### SOURCE RECORDS

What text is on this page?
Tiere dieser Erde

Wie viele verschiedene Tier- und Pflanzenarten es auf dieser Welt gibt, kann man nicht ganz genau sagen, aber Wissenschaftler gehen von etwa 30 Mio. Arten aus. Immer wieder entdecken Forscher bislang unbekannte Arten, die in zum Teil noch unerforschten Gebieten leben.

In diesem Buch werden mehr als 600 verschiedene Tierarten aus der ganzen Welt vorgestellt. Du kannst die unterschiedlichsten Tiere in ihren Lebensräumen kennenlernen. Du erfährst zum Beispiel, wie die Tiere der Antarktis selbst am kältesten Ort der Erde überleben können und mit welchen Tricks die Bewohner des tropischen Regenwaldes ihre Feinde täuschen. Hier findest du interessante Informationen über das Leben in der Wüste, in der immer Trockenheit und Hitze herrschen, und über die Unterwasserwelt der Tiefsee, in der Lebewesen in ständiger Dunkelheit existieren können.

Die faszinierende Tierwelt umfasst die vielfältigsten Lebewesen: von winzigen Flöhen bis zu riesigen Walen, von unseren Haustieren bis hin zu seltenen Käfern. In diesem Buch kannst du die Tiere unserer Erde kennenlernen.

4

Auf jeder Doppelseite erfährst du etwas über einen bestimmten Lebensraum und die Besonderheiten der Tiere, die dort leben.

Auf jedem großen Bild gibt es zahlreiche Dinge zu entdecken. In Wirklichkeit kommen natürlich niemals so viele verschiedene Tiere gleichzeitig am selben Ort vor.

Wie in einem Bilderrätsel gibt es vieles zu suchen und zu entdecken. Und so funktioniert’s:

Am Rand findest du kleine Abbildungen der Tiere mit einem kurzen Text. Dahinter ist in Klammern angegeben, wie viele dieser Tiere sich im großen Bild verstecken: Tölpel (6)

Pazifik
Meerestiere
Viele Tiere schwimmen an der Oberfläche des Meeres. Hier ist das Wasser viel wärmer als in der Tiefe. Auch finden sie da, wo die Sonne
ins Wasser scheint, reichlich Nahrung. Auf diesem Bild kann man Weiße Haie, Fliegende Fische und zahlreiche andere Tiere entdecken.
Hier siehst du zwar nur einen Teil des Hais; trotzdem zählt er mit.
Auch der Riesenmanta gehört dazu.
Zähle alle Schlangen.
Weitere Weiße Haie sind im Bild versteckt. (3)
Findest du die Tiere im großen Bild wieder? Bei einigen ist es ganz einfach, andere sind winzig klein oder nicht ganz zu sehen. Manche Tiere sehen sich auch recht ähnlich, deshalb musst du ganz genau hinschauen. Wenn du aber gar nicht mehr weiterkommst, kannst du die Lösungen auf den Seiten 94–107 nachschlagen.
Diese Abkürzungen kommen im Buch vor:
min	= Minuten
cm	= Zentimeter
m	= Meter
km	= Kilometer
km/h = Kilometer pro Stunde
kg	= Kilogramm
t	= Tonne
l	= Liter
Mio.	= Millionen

### GOAL
Quote all of the entries verbatim.

### FINISHED ANSWER
What text is on this page?
Tiere dieser Erde

Wie viele verschiedene Tier- und Pflanzenarten es auf dieser Welt gibt, kann man nicht ganz genau sagen, aber Wissenschaftler gehen von etwa 30 Mio. Arten aus. Immer wieder entdecken Forscher bislang unbekannte Arten, die in zum Teil noch unerforschten Gebieten leben.

In diesem Buch werden mehr als 600 verschiedene Tierarten aus der ganzen Welt vorgestellt. Du kannst die unterschiedlichsten Tiere in ihren Lebensräumen kennenlernen. Du erfährst zum Beispiel, wie die Tiere der Antarktis selbst am kältesten Ort der Erde überleben können und mit welchen Tricks die Bewohner des tropischen Regenwaldes ihre Feinde täuschen. Hier findest du interessante Informationen über das Leben in der Wüste, in der immer Trockenheit und Hitze herrschen, und über die Unterwasserwelt der Tiefsee, in der Lebewesen in ständiger Dunkelheit existieren können.

Die faszinierende Tierwelt umfasst die vielfältigsten Lebewesen: von winzigen Flöhen bis zu riesigen Walen, von unseren Haustieren bis hin zu seltenen Käfern. In diesem Buch kannst du die Tiere unserer Erde kennenlernen.

4

Auf jeder Doppelseite erfährst du etwas über einen bestimmten Lebensraum und die Besonderheiten der Tiere, die dort leben.

Auf jedem großen Bild gibt es zahlreiche Dinge zu entdecken. In Wirklichkeit kommen natürlich niemals so viele verschiedene Tiere gleichzeitig am selben Ort vor.

Wie in einem Bilderrätsel gibt es vieles zu suchen und zu entdecken. Und so funktioniert’s:

Am Rand findest du kleine Abbildungen der Tiere mit einem kurzen Text. Dahinter ist in Klammern angegeben, wie viele dieser Tiere sich im großen Bild verstecken: Tölpel (6)

Pazifik
Meerestiere
Viele Tiere schwimmen an der Oberfläche des Meeres. Hier ist das Wasser viel wärmer als in der Tiefe. Auch finden sie da, wo die Sonne
ins Wasser scheint, reichlich Nahrung. Auf diesem Bild kann man Weiße Haie, Fliegende Fische und zahlreiche andere Tiere entdecken.
Hier siehst du zwar nur einen Teil des Hais; trotzdem zählt er mit.
Auch der Riesenmanta gehört dazu.
Zähle alle Schlangen.
Weitere Weiße Haie sind im Bild versteckt. (3)
Findest du die Tiere im großen Bild wieder? Bei einigen ist es ganz einfach, andere sind winzig klein oder nicht ganz zu sehen. Manche Tiere sehen sich auch recht ähnlich, deshalb musst du ganz genau hinschauen. Wenn du aber gar nicht mehr weiterkommst, kannst du die Lösungen auf den Seiten 94–107 nachschlagen.
Diese Abkürzungen kommen im Buch vor:
min	= Minuten
cm	= Zentimeter
m	= Meter
km	= Kilometer
km/h = Kilometer pro Stunde
kg	= Kilogramm
t	= Tonne
l	= Liter
Mio.	= Millionen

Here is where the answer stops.